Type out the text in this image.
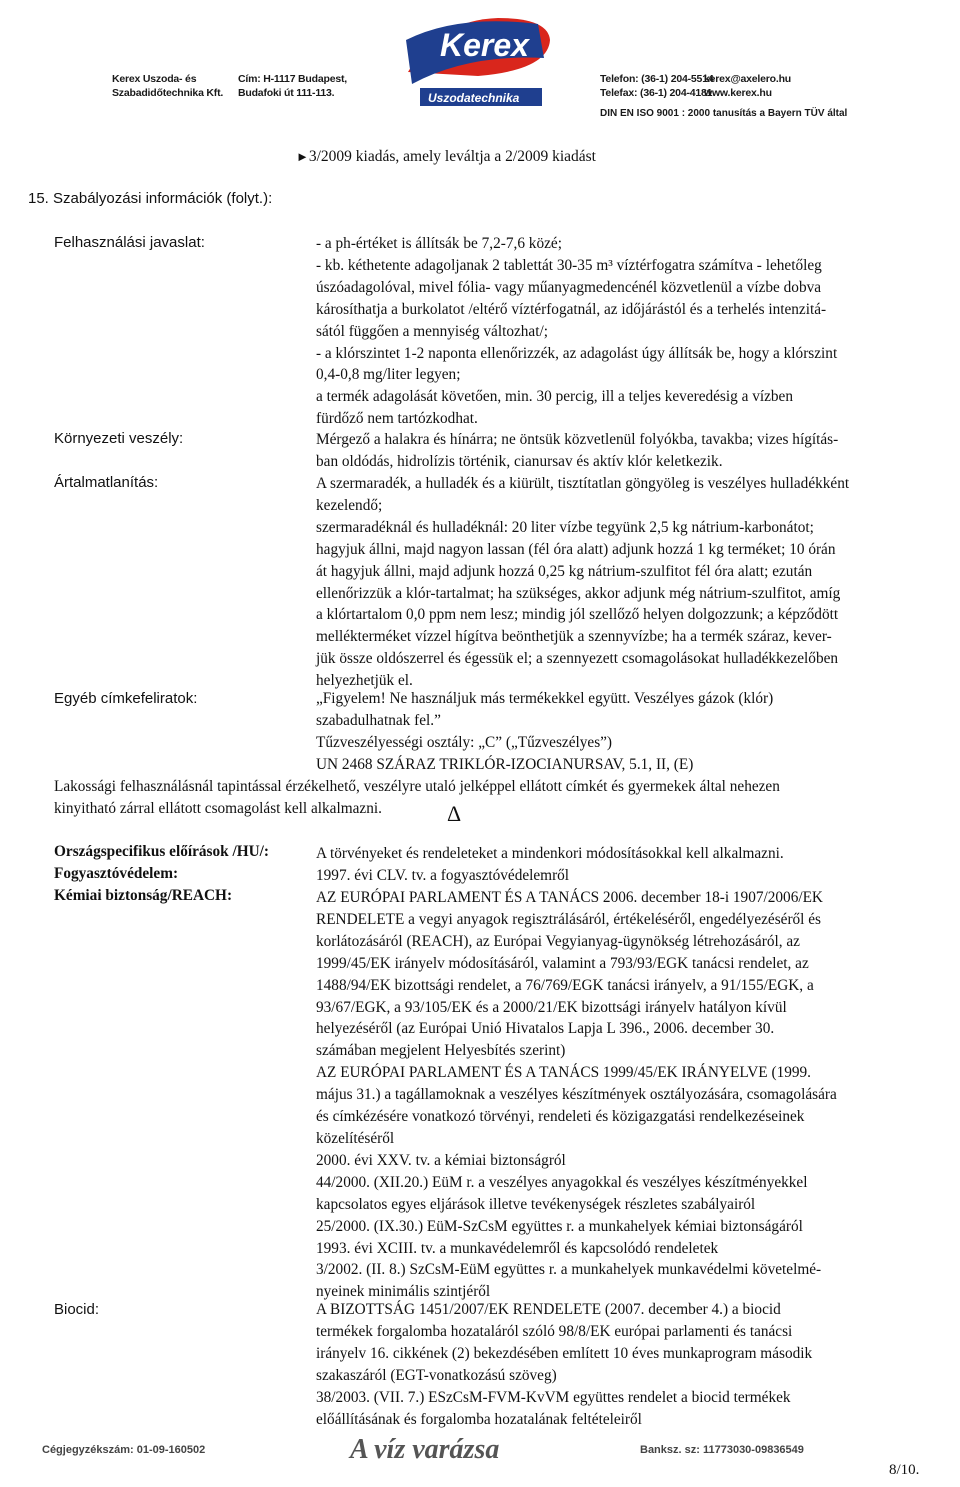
Kerex
Uszodatechnika
Kerex Uszoda- és
Szabadidőtechnika Kft.
Cím: H-1117 Budapest,
Budafoki út 111-113.
Telefon: (36-1) 204-5514
Telefax: (36-1) 204-4181
kerex@axelero.hu
www.kerex.hu
DIN EN ISO 9001 : 2000 tanusítás a Bayern TÜV által
►3/2009 kiadás, amely leváltja a 2/2009 kiadást
15. Szabályozási információk (folyt.):
Felhasználási javaslat:	- a ph-értéket is állítsák be 7,2-7,6 közé;
- kb. kéthetente adagoljanak 2 tablettát 30-35 m³ víztérfogatra számítva - lehetőleg
úszóadagolóval, mivel fólia- vagy műanyagmedencénél közvetlenül a vízbe dobva
károsíthatja a burkolatot /eltérő víztérfogatnál, az időjárástól és a terhelés intenzitá-
sától függően a mennyiség változhat/;
- a klórszintet 1-2 naponta ellenőrizzék, az adagolást úgy állítsák be, hogy a klórszint
0,4-0,8 mg/liter legyen;
a termék adagolását követően, min. 30 percig, ill a teljes keveredésig a vízben
fürdőző nem tartózkodhat.
Környezeti veszély:	Mérgező a halakra és hínárra; ne öntsük közvetlenül folyókba, tavakba; vizes hígítás-
ban oldódás, hidrolízis történik, cianursav és aktív klór keletkezik.
Ártalmatlanítás:	A szermaradék, a hulladék és a kiürült, tisztítatlan göngyöleg is veszélyes hulladékként
kezelendő;
szermaradéknál és hulladéknál: 20 liter vízbe tegyünk 2,5 kg nátrium-karbonátot;
hagyjuk állni, majd nagyon lassan (fél óra alatt) adjunk hozzá 1 kg terméket; 10 órán
át hagyjuk állni, majd adjunk hozzá 0,25 kg nátrium-szulfitot fél óra alatt; ezután
ellenőrizzük a klór-tartalmat; ha szükséges, akkor adjunk még nátrium-szulfitot, amíg
a klórtartalom 0,0 ppm nem lesz; mindig jól szellőző helyen dolgozzunk; a képződött
mellékterméket vízzel hígítva beönthetjük a szennyvízbe; ha a termék száraz, kever-
jük össze oldószerrel és égessük el; a szennyezett csomagolásokat hulladékkezelőben
helyezhetjük el.
Egyéb címkefeliratok:	„Figyelem! Ne használjuk más termékekkel együtt. Veszélyes gázok (klór)
szabadulhatnak fel.”
Tűzveszélyességi osztály: „C” („Tűzveszélyes”)
UN 2468 SZÁRAZ TRIKLÓR-IZOCIANURSAV, 5.1, II, (E)
Lakossági felhasználásnál tapintással érzékelhető, veszélyre utaló jelképpel ellátott címkét és gyermekek által nehezen
kinyitható zárral ellátott csomagolást kell alkalmazni.	Δ
Országspecifikus előírások /HU/:	A törvényeket és rendeleteket a mindenkori módosításokkal kell alkalmazni.
Fogyasztóvédelem:	1997. évi CLV. tv. a fogyasztóvédelemről
Kémiai biztonság/REACH:	AZ EURÓPAI PARLAMENT ÉS A TANÁCS 2006. december 18-i 1907/2006/EK
RENDELETE a vegyi anyagok regisztrálásáról, értékeléséről, engedélyezéséről és
korlátozásáról (REACH), az Európai Vegyianyag-ügynökség létrehozásáról, az
1999/45/EK irányelv módosításáról, valamint a 793/93/EGK tanácsi rendelet, az
1488/94/EK bizottsági rendelet, a 76/769/EGK tanácsi irányelv, a 91/155/EGK, a
93/67/EGK, a 93/105/EK és a 2000/21/EK bizottsági irányelv hatályon kívül
helyezéséről (az Európai Unió Hivatalos Lapja L 396., 2006. december 30.
számában megjelent Helyesbítés szerint)
AZ EURÓPAI PARLAMENT ÉS A TANÁCS 1999/45/EK IRÁNYELVE (1999.
május 31.) a tagállamoknak a veszélyes készítmények osztályozására, csomagolására
és címkézésére vonatkozó törvényi, rendeleti és közigazgatási rendelkezéseinek
közelítéséről
2000. évi XXV. tv. a kémiai biztonságról
44/2000. (XII.20.) EüM r. a veszélyes anyagokkal és veszélyes készítményekkel
kapcsolatos egyes eljárások illetve tevékenységek részletes szabályairól
25/2000. (IX.30.) EüM-SzCsM együttes r. a munkahelyek kémiai biztonságáról
1993. évi XCIII. tv. a munkavédelemről és kapcsolódó rendeletek
3/2002. (II. 8.) SzCsM-EüM együttes r. a munkahelyek munkavédelmi követelmé-
nyeinek minimális szintjéről
Biocid:	A BIZOTTSÁG 1451/2007/EK RENDELETE (2007. december 4.) a biocid
termékek forgalomba hozataláról szóló 98/8/EK európai parlamenti és tanácsi
irányelv 16. cikkének (2) bekezdésében említett 10 éves munkaprogram második
szakaszáról (EGT-vonatkozású szöveg)
38/2003. (VII. 7.) ESzCsM-FVM-KvVM együttes rendelet a biocid termékek
előállításának és forgalomba hozatalának feltételeiről
Cégjegyzékszám: 01-09-160502	A víz varázsa	Banksz. sz: 11773030-09836549
8/10.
____________
Ignore the images and quote every line of the listing exactly.

RESULT OF THE TASK →
Type out the text in this image.
Kerex
Uszodatechnika
Kerex Uszoda- és
Szabadidőtechnika Kft.
Cím: H-1117 Budapest,
Budafoki út 111-113.
Telefon: (36-1) 204-5514
Telefax: (36-1) 204-4181
kerex@axelero.hu
www.kerex.hu
DIN EN ISO 9001 : 2000 tanusítás a Bayern TÜV által
►3/2009 kiadás, amely leváltja a 2/2009 kiadást
15. Szabályozási információk (folyt.):
Felhasználási javaslat:	- a ph-értéket is állítsák be 7,2-7,6 közé;
- kb. kéthetente adagoljanak 2 tablettát 30-35 m³ víztérfogatra számítva - lehetőleg
úszóadagolóval, mivel fólia- vagy műanyagmedencénél közvetlenül a vízbe dobva
károsíthatja a burkolatot /eltérő víztérfogatnál, az időjárástól és a terhelés intenzitá-
sától függően a mennyiség változhat/;
- a klórszintet 1-2 naponta ellenőrizzék, az adagolást úgy állítsák be, hogy a klórszint
0,4-0,8 mg/liter legyen;
a termék adagolását követően, min. 30 percig, ill a teljes keveredésig a vízben
fürdőző nem tartózkodhat.
Környezeti veszély:	Mérgező a halakra és hínárra; ne öntsük közvetlenül folyókba, tavakba; vizes hígítás-
ban oldódás, hidrolízis történik, cianursav és aktív klór keletkezik.
Ártalmatlanítás:	A szermaradék, a hulladék és a kiürült, tisztítatlan göngyöleg is veszélyes hulladékként
kezelendő;
szermaradéknál és hulladéknál: 20 liter vízbe tegyünk 2,5 kg nátrium-karbonátot;
hagyjuk állni, majd nagyon lassan (fél óra alatt) adjunk hozzá 1 kg terméket; 10 órán
át hagyjuk állni, majd adjunk hozzá 0,25 kg nátrium-szulfitot fél óra alatt; ezután
ellenőrizzük a klór-tartalmat; ha szükséges, akkor adjunk még nátrium-szulfitot, amíg
a klórtartalom 0,0 ppm nem lesz; mindig jól szellőző helyen dolgozzunk; a képződött
mellékterméket vízzel hígítva beönthetjük a szennyvízbe; ha a termék száraz, kever-
jük össze oldószerrel és égessük el; a szennyezett csomagolásokat hulladékkezelőben
helyezhetjük el.
Egyéb címkefeliratok:	„Figyelem! Ne használjuk más termékekkel együtt. Veszélyes gázok (klór)
szabadulhatnak fel.”
Tűzveszélyességi osztály: „C” („Tűzveszélyes”)
UN 2468 SZÁRAZ TRIKLÓR-IZOCIANURSAV, 5.1, II, (E)
Lakossági felhasználásnál tapintással érzékelhető, veszélyre utaló jelképpel ellátott címkét és gyermekek által nehezen
kinyitható zárral ellátott csomagolást kell alkalmazni.	Δ
Országspecifikus előírások /HU/:	A törvényeket és rendeleteket a mindenkori módosításokkal kell alkalmazni.
Fogyasztóvédelem:	1997. évi CLV. tv. a fogyasztóvédelemről
Kémiai biztonság/REACH:	AZ EURÓPAI PARLAMENT ÉS A TANÁCS 2006. december 18-i 1907/2006/EK
RENDELETE a vegyi anyagok regisztrálásáról, értékeléséről, engedélyezéséről és
korlátozásáról (REACH), az Európai Vegyianyag-ügynökség létrehozásáról, az
1999/45/EK irányelv módosításáról, valamint a 793/93/EGK tanácsi rendelet, az
1488/94/EK bizottsági rendelet, a 76/769/EGK tanácsi irányelv, a 91/155/EGK, a
93/67/EGK, a 93/105/EK és a 2000/21/EK bizottsági irányelv hatályon kívül
helyezéséről (az Európai Unió Hivatalos Lapja L 396., 2006. december 30.
számában megjelent Helyesbítés szerint)
AZ EURÓPAI PARLAMENT ÉS A TANÁCS 1999/45/EK IRÁNYELVE (1999.
május 31.) a tagállamoknak a veszélyes készítmények osztályozására, csomagolására
és címkézésére vonatkozó törvényi, rendeleti és közigazgatási rendelkezéseinek
közelítéséről
2000. évi XXV. tv. a kémiai biztonságról
44/2000. (XII.20.) EüM r. a veszélyes anyagokkal és veszélyes készítményekkel
kapcsolatos egyes eljárások illetve tevékenységek részletes szabályairól
25/2000. (IX.30.) EüM-SzCsM együttes r. a munkahelyek kémiai biztonságáról
1993. évi XCIII. tv. a munkavédelemről és kapcsolódó rendeletek
3/2002. (II. 8.) SzCsM-EüM együttes r. a munkahelyek munkavédelmi követelmé-
nyeinek minimális szintjéről
Biocid:	A BIZOTTSÁG 1451/2007/EK RENDELETE (2007. december 4.) a biocid
termékek forgalomba hozataláról szóló 98/8/EK európai parlamenti és tanácsi
irányelv 16. cikkének (2) bekezdésében említett 10 éves munkaprogram második
szakaszáról (EGT-vonatkozású szöveg)
38/2003. (VII. 7.) ESzCsM-FVM-KvVM együttes rendelet a biocid termékek
előállításának és forgalomba hozatalának feltételeiről
Cégjegyzékszám: 01-09-160502	A víz varázsa	Banksz. sz: 11773030-09836549
8/10.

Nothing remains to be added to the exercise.